__EXTRACTED DATA__.
Begin
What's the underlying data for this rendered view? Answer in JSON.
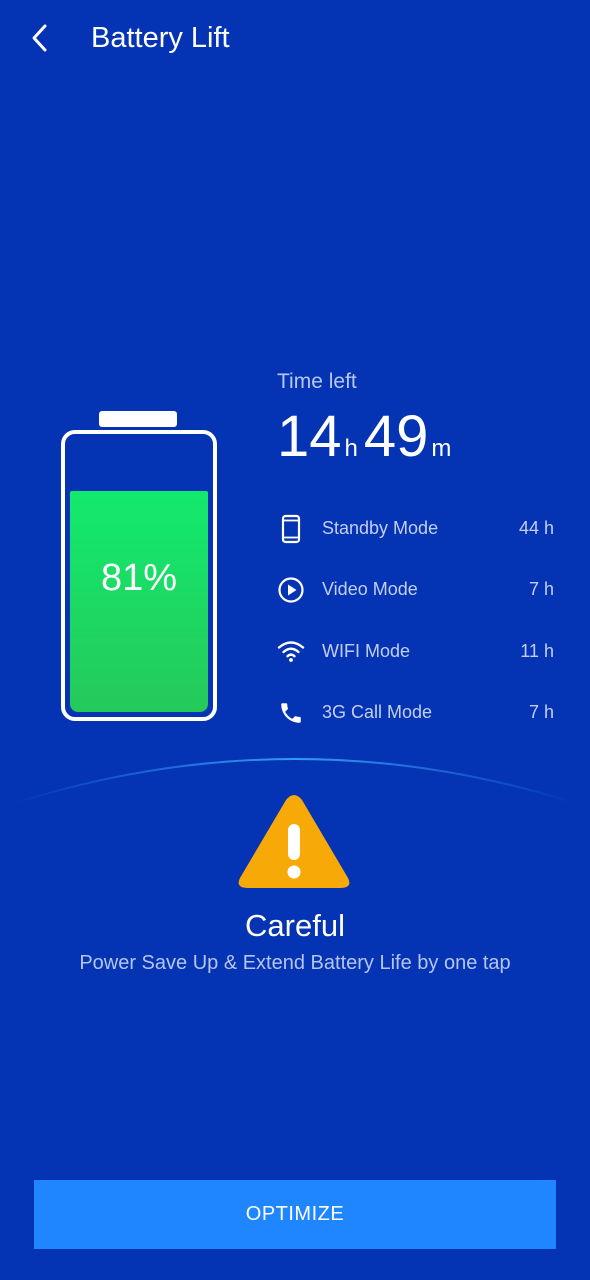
{
  "header": {
    "title": "Battery Lift",
    "back_icon": "chevron-left-icon"
  },
  "battery": {
    "level_percent": 81,
    "label": "81%",
    "fill_color_top": "#12ea6e",
    "fill_color_bottom": "#25c95a"
  },
  "time_left": {
    "label": "Time left",
    "hours": "14",
    "hours_unit": "h",
    "minutes": "49",
    "minutes_unit": "m"
  },
  "modes": [
    {
      "icon": "smartphone-icon",
      "label": "Standby Mode",
      "value": "44 h"
    },
    {
      "icon": "play-circle-icon",
      "label": "Video Mode",
      "value": "7 h"
    },
    {
      "icon": "wifi-icon",
      "label": "WIFI Mode",
      "value": "11 h"
    },
    {
      "icon": "phone-icon",
      "label": "3G Call Mode",
      "value": "7 h"
    }
  ],
  "status": {
    "icon": "warning-icon",
    "title": "Careful",
    "subtitle": "Power Save Up & Extend Battery Life by one tap"
  },
  "action": {
    "optimize_label": "OPTIMIZE"
  },
  "colors": {
    "background": "#0434b4",
    "button": "#1f86ff",
    "warning": "#f7aa07",
    "arc": "#3aa6ff"
  }
}
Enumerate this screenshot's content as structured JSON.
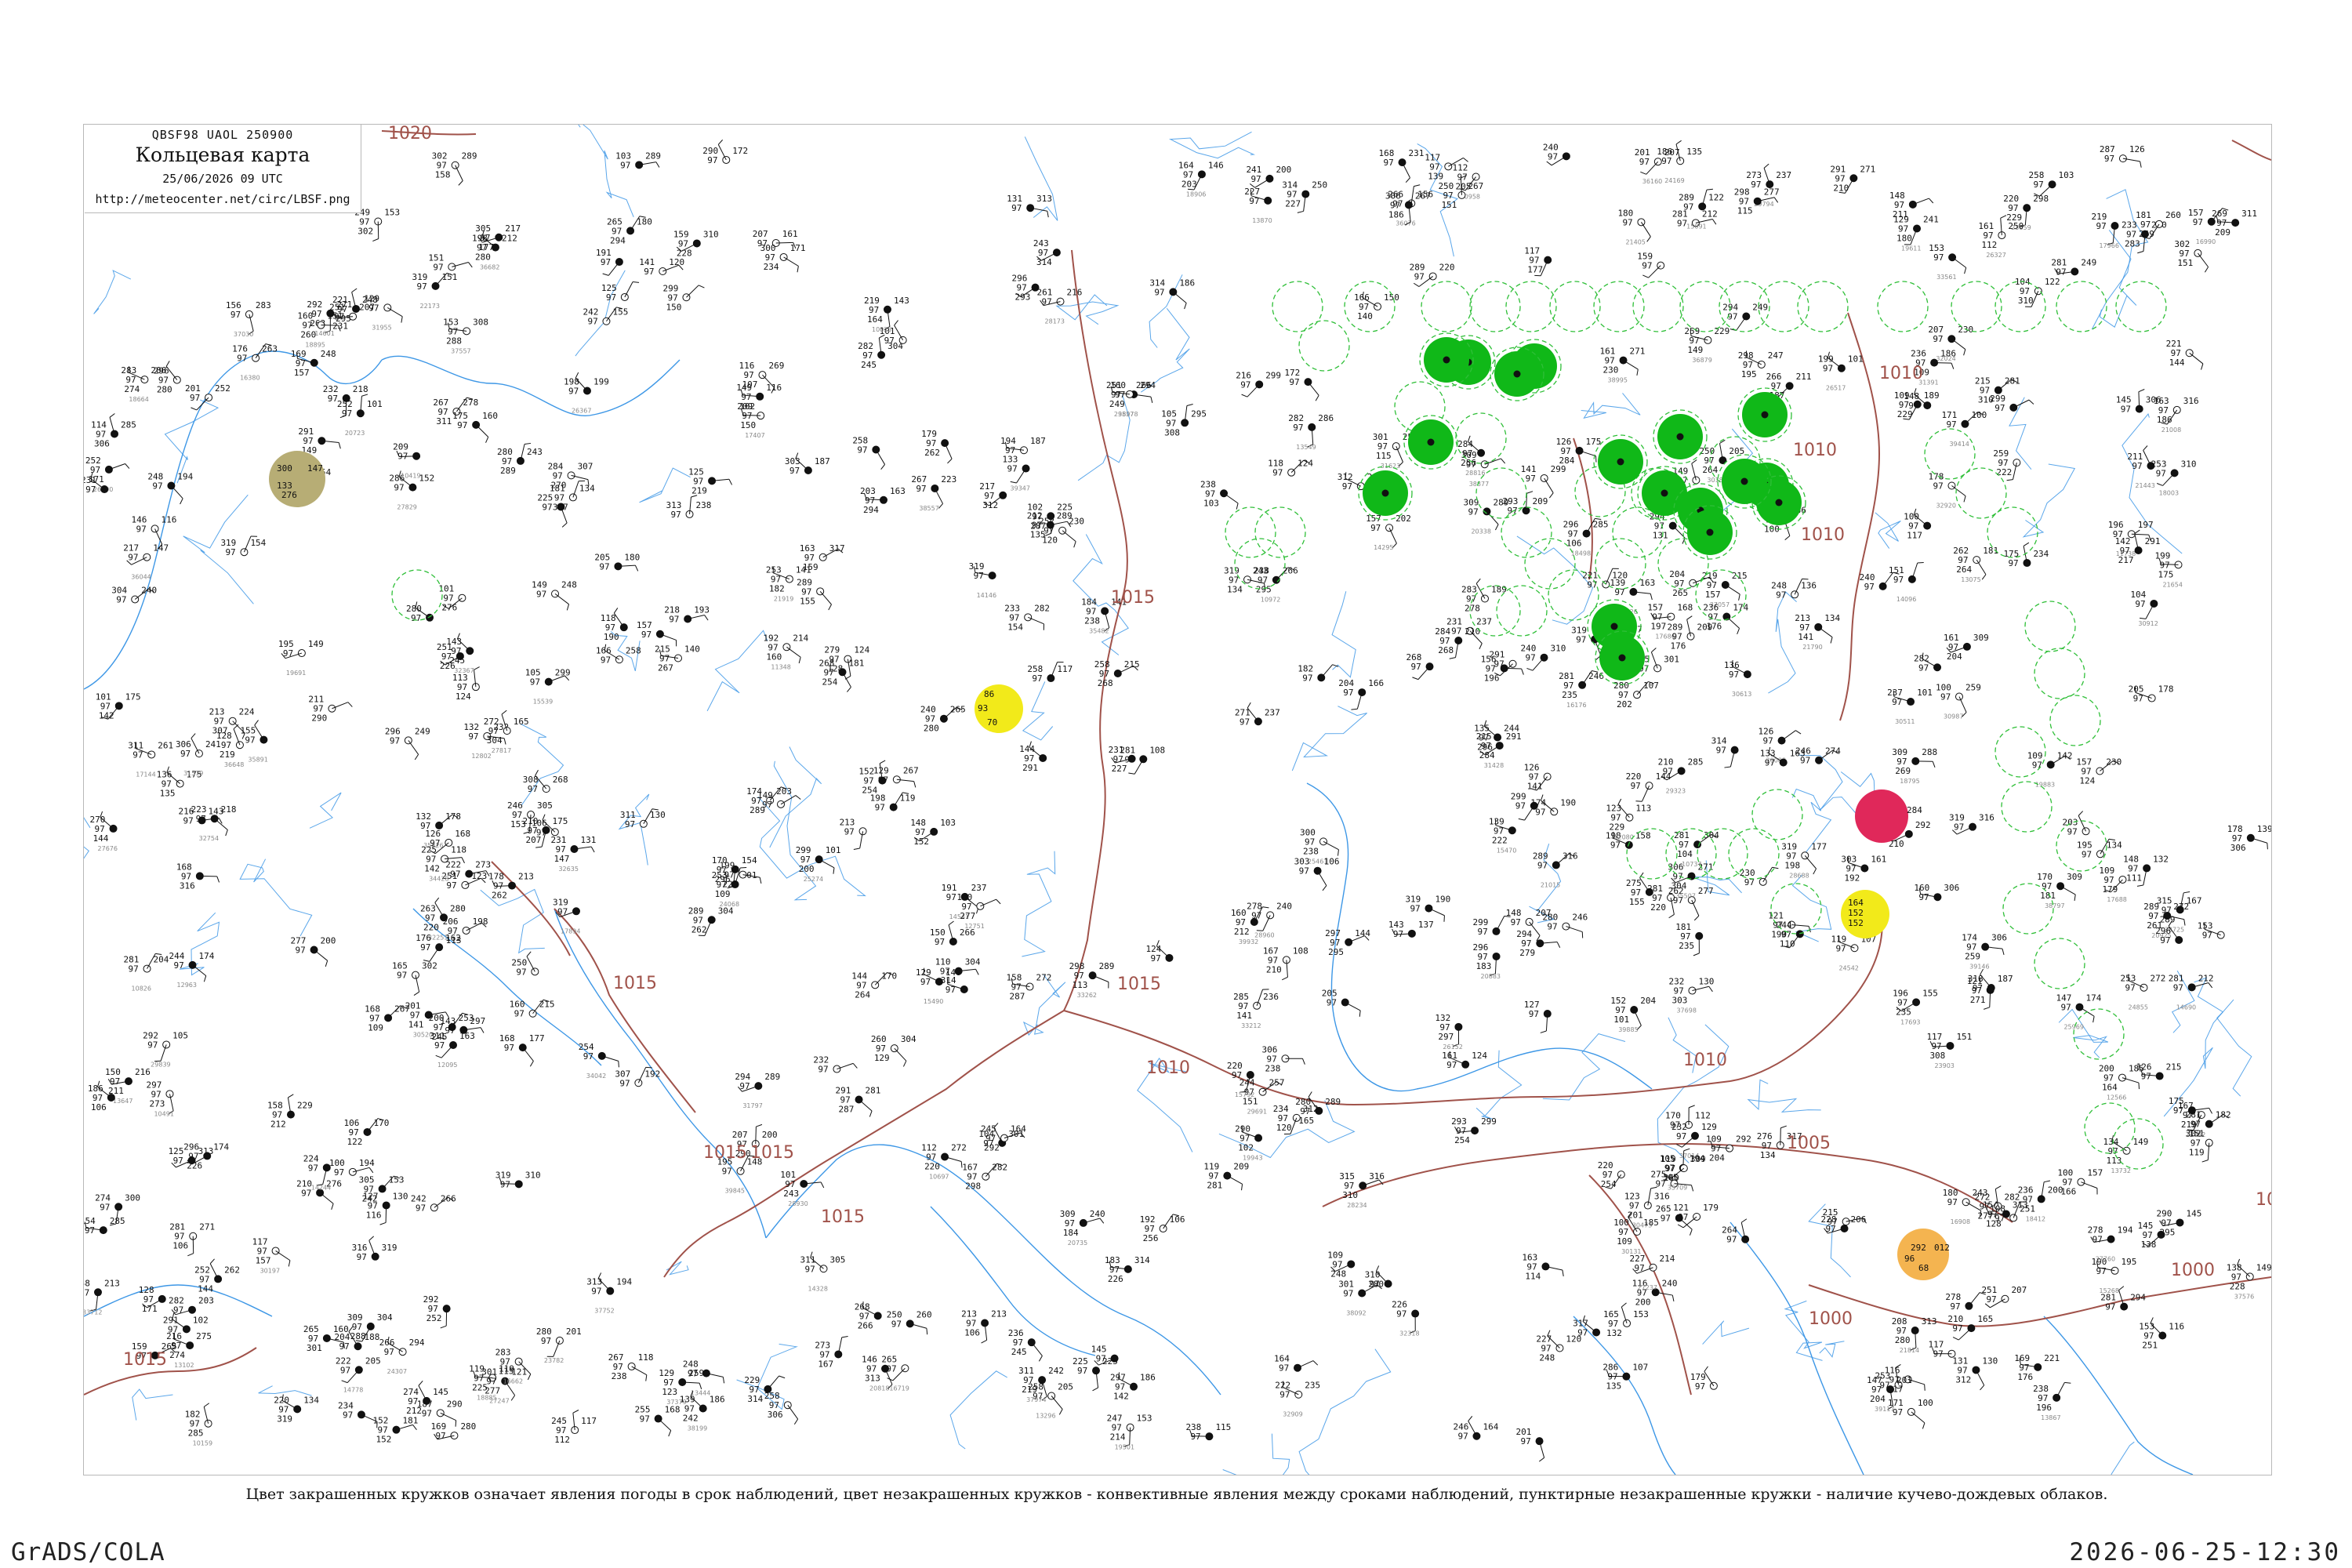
{
  "map": {
    "title_box": {
      "code": "QBSF98  UAOL  250900",
      "title": "Кольцевая карта",
      "date": "25/06/2026 09 UTC",
      "url": "http://meteocenter.net/circ/LBSF.png"
    },
    "legend_note": "Цвет закрашенных кружков означает явления погоды в срок наблюдений, цвет незакрашенных кружков - конвективные явления между сроками наблюдений, пунктирные незакрашенные кружки - наличие кучево-дождевых облаков.",
    "isobars": [
      {
        "label": "1020",
        "color": "#a0524a"
      },
      {
        "label": "1015",
        "color": "#a0524a"
      },
      {
        "label": "1010",
        "color": "#a0524a"
      },
      {
        "label": "1005",
        "color": "#a0524a"
      },
      {
        "label": "1000",
        "color": "#a0524a"
      }
    ],
    "colors": {
      "coast": "#3d97e6",
      "isobar": "#a0524a",
      "thunder_green": "#10b818",
      "convective_dashed": "#2fbf38",
      "yellow": "#f2ea1a",
      "red": "#e0285a",
      "orange": "#f4b450",
      "olive": "#b7ad75"
    },
    "markers": [
      {
        "kind": "olive",
        "values": [
          "300",
          "147",
          "133",
          "276"
        ]
      },
      {
        "kind": "yellow",
        "values": [
          "86",
          "93",
          "70"
        ]
      },
      {
        "kind": "yellow",
        "values": [
          "164",
          "152",
          "152"
        ]
      },
      {
        "kind": "red",
        "values": [
          "284"
        ]
      },
      {
        "kind": "orange",
        "values": [
          "292",
          "96",
          "68",
          "012"
        ]
      }
    ]
  },
  "footer": {
    "left": "GrADS/COLA",
    "right": "2026-06-25-12:30"
  }
}
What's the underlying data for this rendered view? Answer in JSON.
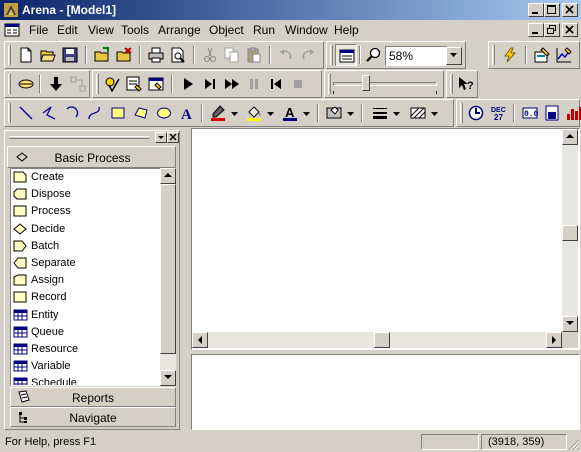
{
  "window": {
    "title": "Arena - [Model1]",
    "app_icon": "arena-app-icon",
    "colors": {
      "titlebar_start": "#0a246a",
      "titlebar_end": "#a6caf0",
      "face": "#d4d0c8"
    }
  },
  "menu": {
    "items": [
      "File",
      "Edit",
      "View",
      "Tools",
      "Arrange",
      "Object",
      "Run",
      "Window",
      "Help"
    ]
  },
  "toolbar": {
    "zoom_value": "58%",
    "animation_speed_percent": 30
  },
  "project_bar": {
    "panel_title": "Basic Process",
    "modules": [
      {
        "label": "Create",
        "icon": "create-module-icon"
      },
      {
        "label": "Dispose",
        "icon": "dispose-module-icon"
      },
      {
        "label": "Process",
        "icon": "process-module-icon"
      },
      {
        "label": "Decide",
        "icon": "decide-module-icon"
      },
      {
        "label": "Batch",
        "icon": "batch-module-icon"
      },
      {
        "label": "Separate",
        "icon": "separate-module-icon"
      },
      {
        "label": "Assign",
        "icon": "assign-module-icon"
      },
      {
        "label": "Record",
        "icon": "record-module-icon"
      },
      {
        "label": "Entity",
        "icon": "entity-data-icon"
      },
      {
        "label": "Queue",
        "icon": "queue-data-icon"
      },
      {
        "label": "Resource",
        "icon": "resource-data-icon"
      },
      {
        "label": "Variable",
        "icon": "variable-data-icon"
      },
      {
        "label": "Schedule",
        "icon": "schedule-data-icon"
      }
    ],
    "reports_label": "Reports",
    "navigate_label": "Navigate"
  },
  "statusbar": {
    "help_text": "For Help, press F1",
    "coordinates": "(3918, 359)"
  }
}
End
__TASK REQUIREMENTS__.
Repeat all of the entries word for word, but omit the pictures.

__WRITTEN SOLUTION__.
What's the underlying data for this rendered view? Answer in JSON.
{
  "header": {
    "title": "Battery Lift",
    "back_icon": "chevron-left-icon"
  },
  "battery": {
    "level_percent": 81,
    "label": "81%",
    "fill_color_top": "#12ea6e",
    "fill_color_bottom": "#25c95a"
  },
  "time_left": {
    "label": "Time left",
    "hours": "14",
    "hours_unit": "h",
    "minutes": "49",
    "minutes_unit": "m"
  },
  "modes": [
    {
      "icon": "smartphone-icon",
      "label": "Standby Mode",
      "value": "44 h"
    },
    {
      "icon": "play-circle-icon",
      "label": "Video Mode",
      "value": "7 h"
    },
    {
      "icon": "wifi-icon",
      "label": "WIFI Mode",
      "value": "11 h"
    },
    {
      "icon": "phone-icon",
      "label": "3G Call Mode",
      "value": "7 h"
    }
  ],
  "status": {
    "icon": "warning-icon",
    "title": "Careful",
    "subtitle": "Power Save Up & Extend Battery Life by one tap"
  },
  "action": {
    "optimize_label": "OPTIMIZE"
  },
  "colors": {
    "background": "#0434b4",
    "button": "#1f86ff",
    "warning": "#f7aa07",
    "arc": "#3aa6ff"
  }
}
Enumerate this screenshot's content as structured JSON.
{
  "map": {
    "title_box": {
      "code": "QBSF98  UAOL  250900",
      "title": "Кольцевая карта",
      "date": "25/06/2026 09 UTC",
      "url": "http://meteocenter.net/circ/LBSF.png"
    },
    "legend_note": "Цвет закрашенных кружков означает явления погоды в срок наблюдений, цвет незакрашенных кружков - конвективные явления между сроками наблюдений, пунктирные незакрашенные кружки - наличие кучево-дождевых облаков.",
    "isobars": [
      {
        "label": "1020",
        "color": "#a0524a"
      },
      {
        "label": "1015",
        "color": "#a0524a"
      },
      {
        "label": "1010",
        "color": "#a0524a"
      },
      {
        "label": "1005",
        "color": "#a0524a"
      },
      {
        "label": "1000",
        "color": "#a0524a"
      }
    ],
    "colors": {
      "coast": "#3d97e6",
      "isobar": "#a0524a",
      "thunder_green": "#10b818",
      "convective_dashed": "#2fbf38",
      "yellow": "#f2ea1a",
      "red": "#e0285a",
      "orange": "#f4b450",
      "olive": "#b7ad75"
    },
    "markers": [
      {
        "kind": "olive",
        "values": [
          "300",
          "147",
          "133",
          "276"
        ]
      },
      {
        "kind": "yellow",
        "values": [
          "86",
          "93",
          "70"
        ]
      },
      {
        "kind": "yellow",
        "values": [
          "164",
          "152",
          "152"
        ]
      },
      {
        "kind": "red",
        "values": [
          "284"
        ]
      },
      {
        "kind": "orange",
        "values": [
          "292",
          "96",
          "68",
          "012"
        ]
      }
    ]
  },
  "footer": {
    "left": "GrADS/COLA",
    "right": "2026-06-25-12:30"
  }
}
What's the underlying data for this rendered view? Answer in JSON.
{
  "window": {
    "title": "Arena - [Model1]",
    "app_icon": "arena-app-icon",
    "colors": {
      "titlebar_start": "#0a246a",
      "titlebar_end": "#a6caf0",
      "face": "#d4d0c8"
    }
  },
  "menu": {
    "items": [
      "File",
      "Edit",
      "View",
      "Tools",
      "Arrange",
      "Object",
      "Run",
      "Window",
      "Help"
    ]
  },
  "toolbar": {
    "zoom_value": "58%",
    "animation_speed_percent": 30
  },
  "project_bar": {
    "panel_title": "Basic Process",
    "modules": [
      {
        "label": "Create",
        "icon": "create-module-icon"
      },
      {
        "label": "Dispose",
        "icon": "dispose-module-icon"
      },
      {
        "label": "Process",
        "icon": "process-module-icon"
      },
      {
        "label": "Decide",
        "icon": "decide-module-icon"
      },
      {
        "label": "Batch",
        "icon": "batch-module-icon"
      },
      {
        "label": "Separate",
        "icon": "separate-module-icon"
      },
      {
        "label": "Assign",
        "icon": "assign-module-icon"
      },
      {
        "label": "Record",
        "icon": "record-module-icon"
      },
      {
        "label": "Entity",
        "icon": "entity-data-icon"
      },
      {
        "label": "Queue",
        "icon": "queue-data-icon"
      },
      {
        "label": "Resource",
        "icon": "resource-data-icon"
      },
      {
        "label": "Variable",
        "icon": "variable-data-icon"
      },
      {
        "label": "Schedule",
        "icon": "schedule-data-icon"
      }
    ],
    "reports_label": "Reports",
    "navigate_label": "Navigate"
  },
  "statusbar": {
    "help_text": "For Help, press F1",
    "coordinates": "(3918, 359)"
  }
}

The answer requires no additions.